DOCUMENT TEXT:
━━━
It is a staggering statement. From Liaquat Ali Khan, the first Prime Minister who was assassinated right down to Sharif, every civilian ruler has been ousted before he could complete his term, with one exception, Asif Ali Zardari of the Pakistan People’s Party, who was not the Prime Minister but the President of the country.
Prima facie, the case before the Supreme Court was about corruption. Nawaz Sharif through his family was implicated in the Panama Papers scandal that rocked the world over the last one year. Seizing on the opportunity, opposition politician Imran Khan and his party, Pakistan Tehreek-e-Insaf (PTI), went to the Supreme Court under Article 184(3) of the Constitution of Pakistan.
Article 184(3) gives Supreme Court the power to hear matters of public importance and fundamental rights. Initially the Supreme Court registrar dismissed the matter as frivolous but with Imran Khan and PTI threatening agitation on the streets, the Supreme Court finally admitted the petition for hearing in November 2016.
After about 6 months of hearings, the five member Supreme Court bench gave its first decision where two judges, Justice Gulzar and Justice Khosa decided that the Prime Minister stands disqualified under Articles 62 and 63 of the Constitution for having lied about his properties in the parliament.
Three judges, Justice Azmat Saeed, Justice Ejaz Afzal and Justice Ijaz-ul-Ahsan mean ruled that the matter needed to be investigated further through a Joint Investigation Team (JIT) which gave its report on July 10, 2017. The arguments were heard on the JIT’s findings from July 17, 2017 to July 21, 2017 by the three judges following which the matter reverted to five member bench and now five judges have unanimously declared Nawaz Sharif disqualified from holding his seat as a Member of the National Assembly thereby disqualifying him as Prime Minister.
Also disqualified is the Finance Minister of Pakistan, Mr. Ishaq Dar and Captain Safdar, Nawaz Sharif’s son in law. The Supreme Court has also ordered the National Accountability Bureau to initiate references against the Sharif family, including his daughter and two sons.
Constitutionally this will remain a highly controversial decision, even in a country no stranger to controversial decisions. The Constitution prescribes a prescribed route by which a member of the National Assembly can be disqualified and that is through the Election Commission of Pakistan.
The Supreme Court’s assumption of this jurisdiction is going to have its own consequences. There are similar cases pending before the Supreme Court against Imran Khan and his financier Jahangir Khan Tareen, who may well go down the same route now that the Pandora’s box has been opened. This will create an unprecedented situation where leaders of the two biggest parties might well end up being disqualified and there will be a leadership vacuum. Who will fill such a vacuum is a question that must keep the well-wishers of Pakistan and its democracy up at night.
━━━
DATASET CONTENT:
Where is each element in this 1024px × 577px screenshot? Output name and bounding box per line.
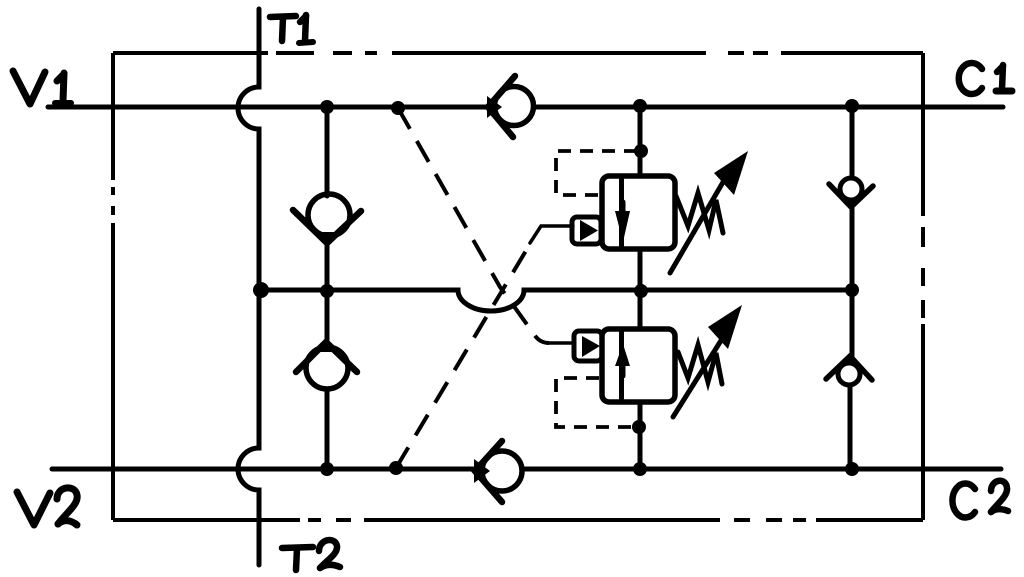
━━━
TASK DIRECTIONS:
According to the text about Nawaz Sharif's disqualification, in what month and year did the Supreme Court admit the petition for hearing? Rely only on the text about Nawaz Sharif's disqualification, not on the data.

TASK OUTPUT:
November 2016